Renderer startup blocked on browser UI thread |
||||||||||||||||||||
Issue descriptionI was investigating why RenderThreadImpl::Create sometimes takes long time on 512 Android Go devices and found that renderer is blocked on browser UI thread. See attached broker-77ms.trace where Broker::Broker() call blocked renderer for 77ms. As I understand the following happens: 1. When renderer service is connected, ChildProcessLauncherHelper::PostLaunchOnLauncherThread is called (ChildProcessLauncher.onServiceConnected -> ChildProcessLauncherHelper.nativeOnChildProcessStarted -> PostLaunchOnLauncherThread) 2. PostLaunchOnLauncherThread() posts a task (PostLaunchOnClientThread) to client_thread_id_ (the UI thread) 3. PostLaunchOnClientThread() calls child_process_launcher_->Notify() 4. ChildProcessLauncher::Notify() calls invitation->Send() 5. OutgoingBrokerClientInvitation::Send() eventually calls NodeController::SendBrokerClientInvitation() 6. SendBrokerClientInvitation() posts a task (SendBrokerClientInvitationOnIOThread) to the IO thread 7. SendBrokerClientInvitationOnIOThread() actually sends to invitation 8. Renderer's Broker::Broker() call (called from InitializeMojoIPCChannel()) unblocks The bottleneck here is step 3, which depends on the load of the UI thread. For example in broker-77ms.trace it waited for GpuChannelHost::Send() to complete. Sometimes we're lucky - in broker-0ms.trace renderer startup managed to complete earlier, so we posted PostLaunchOnClientThread() task before GpuChannelHost::Send(). See the screenshots - first brown bar is PostLaunchOnLauncherThread(), the last two brown bars are Core::SendBrokerClientInvitation() and BrokerHost::SendChannel().
,
Sep 27 2017
Folks, what do you think - is it possible / feasible to get rid of these synchronization points during renderer startup?
,
Sep 27 2017
,
Oct 6 2017
,
Oct 6 2017
dskiba: awesome findings! +1 to the question of feasibility of removing these synchronization points. Potentially worth 200ms wins or so seems worth looking into! P++
,
Oct 10 2017
+vmiura@ to see if there's a chance to do more work before we block on RenderThreadImpl::EstablishGpuChannelSync() Also +mattcary@ to see if we can extend spare renderer process experiment to cover this. Matt, do you think we can capture the same/similar trace with your experiment turned on and see what changes?

* **Work required**: Translate this sentence from the bug report above into Spanish: "The bottleneck here is step 3, which depends on the load of the UI thread."

* **Extracted entries**:
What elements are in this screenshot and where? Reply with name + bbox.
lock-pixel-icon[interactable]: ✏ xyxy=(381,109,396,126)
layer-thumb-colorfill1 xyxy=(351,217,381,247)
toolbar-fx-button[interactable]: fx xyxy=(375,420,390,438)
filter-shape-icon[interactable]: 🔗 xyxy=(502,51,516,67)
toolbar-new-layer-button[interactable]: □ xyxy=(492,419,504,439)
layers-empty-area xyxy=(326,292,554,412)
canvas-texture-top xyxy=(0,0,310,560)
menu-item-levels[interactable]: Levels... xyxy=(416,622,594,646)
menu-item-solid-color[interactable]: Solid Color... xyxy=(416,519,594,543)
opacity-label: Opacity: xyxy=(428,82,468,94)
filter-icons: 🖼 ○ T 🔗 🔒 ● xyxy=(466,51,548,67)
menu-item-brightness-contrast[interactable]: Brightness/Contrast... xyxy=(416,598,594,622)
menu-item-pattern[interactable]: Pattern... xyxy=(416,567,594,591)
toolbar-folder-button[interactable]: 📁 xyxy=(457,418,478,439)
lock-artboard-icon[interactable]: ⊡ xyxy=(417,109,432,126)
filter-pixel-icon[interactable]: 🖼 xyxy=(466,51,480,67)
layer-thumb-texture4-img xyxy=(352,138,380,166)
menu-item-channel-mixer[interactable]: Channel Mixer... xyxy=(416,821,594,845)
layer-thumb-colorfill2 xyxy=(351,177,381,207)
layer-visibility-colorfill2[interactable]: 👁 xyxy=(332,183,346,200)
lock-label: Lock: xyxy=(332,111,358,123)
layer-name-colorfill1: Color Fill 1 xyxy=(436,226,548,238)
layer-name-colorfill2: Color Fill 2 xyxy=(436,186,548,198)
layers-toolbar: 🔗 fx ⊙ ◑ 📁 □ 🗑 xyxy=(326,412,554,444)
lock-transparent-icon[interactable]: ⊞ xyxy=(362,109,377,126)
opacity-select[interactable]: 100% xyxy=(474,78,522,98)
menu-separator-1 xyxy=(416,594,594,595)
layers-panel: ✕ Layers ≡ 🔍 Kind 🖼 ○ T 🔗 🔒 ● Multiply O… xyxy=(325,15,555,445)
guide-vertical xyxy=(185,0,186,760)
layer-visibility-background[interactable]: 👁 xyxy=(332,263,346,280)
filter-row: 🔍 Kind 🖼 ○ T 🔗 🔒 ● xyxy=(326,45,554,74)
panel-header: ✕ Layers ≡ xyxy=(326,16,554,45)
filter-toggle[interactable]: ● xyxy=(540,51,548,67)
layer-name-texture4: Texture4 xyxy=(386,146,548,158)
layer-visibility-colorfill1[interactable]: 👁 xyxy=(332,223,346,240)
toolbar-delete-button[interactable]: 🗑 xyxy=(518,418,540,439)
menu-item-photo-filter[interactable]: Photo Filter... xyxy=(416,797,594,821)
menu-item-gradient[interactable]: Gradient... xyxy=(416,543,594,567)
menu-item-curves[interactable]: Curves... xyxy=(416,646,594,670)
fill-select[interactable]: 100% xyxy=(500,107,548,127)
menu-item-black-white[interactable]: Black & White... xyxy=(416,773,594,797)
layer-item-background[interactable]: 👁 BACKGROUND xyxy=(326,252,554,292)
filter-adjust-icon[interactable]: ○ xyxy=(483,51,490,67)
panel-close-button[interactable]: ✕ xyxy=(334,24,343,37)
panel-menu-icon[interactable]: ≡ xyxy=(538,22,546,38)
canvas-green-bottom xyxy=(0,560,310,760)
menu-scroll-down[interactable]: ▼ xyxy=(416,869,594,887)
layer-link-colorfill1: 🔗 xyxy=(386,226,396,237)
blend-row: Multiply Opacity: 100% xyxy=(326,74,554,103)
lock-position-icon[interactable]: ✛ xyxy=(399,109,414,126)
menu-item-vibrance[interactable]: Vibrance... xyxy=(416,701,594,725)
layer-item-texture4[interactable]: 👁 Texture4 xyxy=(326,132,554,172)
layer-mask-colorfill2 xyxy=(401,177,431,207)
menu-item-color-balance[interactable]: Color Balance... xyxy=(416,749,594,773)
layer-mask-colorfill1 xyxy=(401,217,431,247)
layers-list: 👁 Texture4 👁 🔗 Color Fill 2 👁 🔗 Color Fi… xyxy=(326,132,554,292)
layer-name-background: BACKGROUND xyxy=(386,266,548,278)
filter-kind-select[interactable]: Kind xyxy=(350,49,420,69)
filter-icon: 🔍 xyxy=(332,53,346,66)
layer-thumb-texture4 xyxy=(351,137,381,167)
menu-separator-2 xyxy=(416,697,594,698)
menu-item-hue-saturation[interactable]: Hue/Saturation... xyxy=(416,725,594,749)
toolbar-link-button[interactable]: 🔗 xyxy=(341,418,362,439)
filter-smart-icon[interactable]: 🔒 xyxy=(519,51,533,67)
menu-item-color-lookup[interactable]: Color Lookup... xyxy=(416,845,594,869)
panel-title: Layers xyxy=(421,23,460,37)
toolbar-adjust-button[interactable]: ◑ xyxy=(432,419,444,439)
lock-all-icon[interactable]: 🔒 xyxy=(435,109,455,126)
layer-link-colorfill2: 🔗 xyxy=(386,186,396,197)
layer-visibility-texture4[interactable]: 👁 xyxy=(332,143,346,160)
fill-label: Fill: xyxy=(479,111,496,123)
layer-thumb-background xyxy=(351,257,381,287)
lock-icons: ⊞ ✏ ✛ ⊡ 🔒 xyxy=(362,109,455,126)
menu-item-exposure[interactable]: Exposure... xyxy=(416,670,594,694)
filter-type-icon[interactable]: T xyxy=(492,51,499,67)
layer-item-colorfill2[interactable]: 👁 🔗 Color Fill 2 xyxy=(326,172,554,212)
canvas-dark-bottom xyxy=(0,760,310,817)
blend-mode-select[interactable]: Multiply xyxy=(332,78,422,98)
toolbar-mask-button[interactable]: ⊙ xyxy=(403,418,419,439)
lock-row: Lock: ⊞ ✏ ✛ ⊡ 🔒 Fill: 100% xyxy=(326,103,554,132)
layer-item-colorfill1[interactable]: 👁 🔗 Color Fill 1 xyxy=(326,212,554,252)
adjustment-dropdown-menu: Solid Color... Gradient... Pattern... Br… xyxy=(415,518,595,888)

* **Correct output**: El cuello de botella aquí es el paso 3, que depende de la carga del hilo de la interfaz de usuario.